» **What the exercise asks**:
Extract every line of the data below that contains the string "PESSOA", matching case exactly.

Data listing:
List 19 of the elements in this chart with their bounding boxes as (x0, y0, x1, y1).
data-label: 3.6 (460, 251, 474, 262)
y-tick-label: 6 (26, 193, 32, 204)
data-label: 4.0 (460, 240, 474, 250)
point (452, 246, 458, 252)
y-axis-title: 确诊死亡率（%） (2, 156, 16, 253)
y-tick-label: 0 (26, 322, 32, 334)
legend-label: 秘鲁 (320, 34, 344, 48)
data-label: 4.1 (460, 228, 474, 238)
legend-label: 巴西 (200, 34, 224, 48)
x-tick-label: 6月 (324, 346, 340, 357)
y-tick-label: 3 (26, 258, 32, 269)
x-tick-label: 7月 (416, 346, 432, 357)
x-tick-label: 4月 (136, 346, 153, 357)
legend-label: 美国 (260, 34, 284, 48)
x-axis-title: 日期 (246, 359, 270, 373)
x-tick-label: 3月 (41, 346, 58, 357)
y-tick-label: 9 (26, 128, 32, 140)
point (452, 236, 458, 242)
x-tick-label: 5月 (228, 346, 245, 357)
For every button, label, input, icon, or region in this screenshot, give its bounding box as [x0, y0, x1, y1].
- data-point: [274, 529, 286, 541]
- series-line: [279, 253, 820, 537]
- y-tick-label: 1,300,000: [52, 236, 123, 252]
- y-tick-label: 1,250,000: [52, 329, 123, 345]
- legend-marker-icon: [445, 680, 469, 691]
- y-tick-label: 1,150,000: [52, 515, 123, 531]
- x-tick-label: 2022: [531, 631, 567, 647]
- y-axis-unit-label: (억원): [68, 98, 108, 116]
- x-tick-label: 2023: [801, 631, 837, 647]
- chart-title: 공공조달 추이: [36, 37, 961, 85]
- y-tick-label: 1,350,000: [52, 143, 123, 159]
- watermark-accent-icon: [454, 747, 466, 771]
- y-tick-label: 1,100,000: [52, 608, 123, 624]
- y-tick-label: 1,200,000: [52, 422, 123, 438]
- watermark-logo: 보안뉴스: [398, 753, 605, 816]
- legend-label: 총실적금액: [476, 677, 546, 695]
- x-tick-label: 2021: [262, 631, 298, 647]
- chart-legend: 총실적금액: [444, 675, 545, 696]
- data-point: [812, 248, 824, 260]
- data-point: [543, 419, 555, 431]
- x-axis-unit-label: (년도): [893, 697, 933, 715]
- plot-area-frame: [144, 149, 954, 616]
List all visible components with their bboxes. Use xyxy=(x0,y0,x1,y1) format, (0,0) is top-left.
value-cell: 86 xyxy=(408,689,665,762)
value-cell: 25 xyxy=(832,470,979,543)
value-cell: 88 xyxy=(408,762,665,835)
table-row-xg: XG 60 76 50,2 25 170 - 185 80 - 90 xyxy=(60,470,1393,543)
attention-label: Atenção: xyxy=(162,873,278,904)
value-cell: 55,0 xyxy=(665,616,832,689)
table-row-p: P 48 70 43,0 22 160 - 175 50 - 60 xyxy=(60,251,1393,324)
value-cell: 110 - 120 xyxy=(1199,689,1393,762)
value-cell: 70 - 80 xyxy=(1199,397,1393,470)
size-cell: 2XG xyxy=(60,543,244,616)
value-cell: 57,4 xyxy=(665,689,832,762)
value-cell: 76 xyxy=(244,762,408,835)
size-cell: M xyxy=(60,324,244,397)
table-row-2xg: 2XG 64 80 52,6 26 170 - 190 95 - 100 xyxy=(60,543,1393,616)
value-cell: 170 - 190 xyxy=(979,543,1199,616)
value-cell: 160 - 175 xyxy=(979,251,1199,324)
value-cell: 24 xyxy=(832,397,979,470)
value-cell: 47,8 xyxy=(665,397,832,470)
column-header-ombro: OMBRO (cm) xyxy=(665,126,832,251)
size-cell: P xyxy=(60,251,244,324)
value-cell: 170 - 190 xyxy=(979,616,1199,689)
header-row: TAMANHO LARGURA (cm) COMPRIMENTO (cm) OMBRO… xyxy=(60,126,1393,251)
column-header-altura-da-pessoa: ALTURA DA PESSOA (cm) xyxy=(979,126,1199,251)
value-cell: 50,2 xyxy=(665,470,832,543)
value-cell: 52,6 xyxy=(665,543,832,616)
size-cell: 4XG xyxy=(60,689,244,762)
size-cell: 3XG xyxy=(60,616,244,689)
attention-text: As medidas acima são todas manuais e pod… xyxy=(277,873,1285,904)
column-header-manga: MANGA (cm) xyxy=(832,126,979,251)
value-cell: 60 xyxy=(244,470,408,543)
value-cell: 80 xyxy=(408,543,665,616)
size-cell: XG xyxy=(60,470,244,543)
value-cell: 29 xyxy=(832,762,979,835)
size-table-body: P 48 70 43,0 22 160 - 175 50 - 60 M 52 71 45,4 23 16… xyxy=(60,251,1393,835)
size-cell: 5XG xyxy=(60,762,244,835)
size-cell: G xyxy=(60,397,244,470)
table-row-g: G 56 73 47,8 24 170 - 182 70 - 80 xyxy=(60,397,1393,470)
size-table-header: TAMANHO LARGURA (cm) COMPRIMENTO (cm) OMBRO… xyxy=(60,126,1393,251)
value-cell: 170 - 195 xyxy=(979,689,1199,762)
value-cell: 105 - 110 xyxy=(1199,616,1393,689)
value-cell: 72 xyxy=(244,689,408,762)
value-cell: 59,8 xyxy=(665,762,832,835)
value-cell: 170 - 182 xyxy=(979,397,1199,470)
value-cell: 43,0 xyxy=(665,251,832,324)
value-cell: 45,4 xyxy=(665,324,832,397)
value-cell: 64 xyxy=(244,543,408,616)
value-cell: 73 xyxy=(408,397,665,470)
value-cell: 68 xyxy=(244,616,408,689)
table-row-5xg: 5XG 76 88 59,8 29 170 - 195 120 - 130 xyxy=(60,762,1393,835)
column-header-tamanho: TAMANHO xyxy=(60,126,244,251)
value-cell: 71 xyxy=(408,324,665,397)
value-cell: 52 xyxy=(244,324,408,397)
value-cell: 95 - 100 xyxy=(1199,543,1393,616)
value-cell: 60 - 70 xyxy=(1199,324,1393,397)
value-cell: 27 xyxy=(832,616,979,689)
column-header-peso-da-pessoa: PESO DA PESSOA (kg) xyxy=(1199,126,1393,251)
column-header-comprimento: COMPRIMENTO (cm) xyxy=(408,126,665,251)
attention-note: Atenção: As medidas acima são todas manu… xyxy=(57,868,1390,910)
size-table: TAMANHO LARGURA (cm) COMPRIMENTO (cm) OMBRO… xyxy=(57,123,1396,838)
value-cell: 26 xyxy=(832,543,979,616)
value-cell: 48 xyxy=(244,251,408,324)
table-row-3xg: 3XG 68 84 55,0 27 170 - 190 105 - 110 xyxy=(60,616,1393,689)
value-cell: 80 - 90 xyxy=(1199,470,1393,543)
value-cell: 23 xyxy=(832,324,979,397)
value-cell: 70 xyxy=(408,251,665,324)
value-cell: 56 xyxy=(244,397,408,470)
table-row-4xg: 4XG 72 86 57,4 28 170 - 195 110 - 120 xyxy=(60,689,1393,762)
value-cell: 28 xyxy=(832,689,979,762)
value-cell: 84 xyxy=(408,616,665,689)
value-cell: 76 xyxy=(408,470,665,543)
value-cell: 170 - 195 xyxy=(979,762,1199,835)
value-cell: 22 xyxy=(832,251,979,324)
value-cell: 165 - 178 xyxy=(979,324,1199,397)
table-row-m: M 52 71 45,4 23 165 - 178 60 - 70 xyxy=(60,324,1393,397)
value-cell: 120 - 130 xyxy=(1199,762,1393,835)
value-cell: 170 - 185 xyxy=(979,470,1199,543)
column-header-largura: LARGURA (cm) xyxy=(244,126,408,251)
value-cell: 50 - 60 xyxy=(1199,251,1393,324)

» **Answer to this task**:
column-header-altura-da-pessoa: ALTURA DA PESSOA (cm) xyxy=(979,126,1199,251)
column-header-peso-da-pessoa: PESO DA PESSOA (kg) xyxy=(1199,126,1393,251)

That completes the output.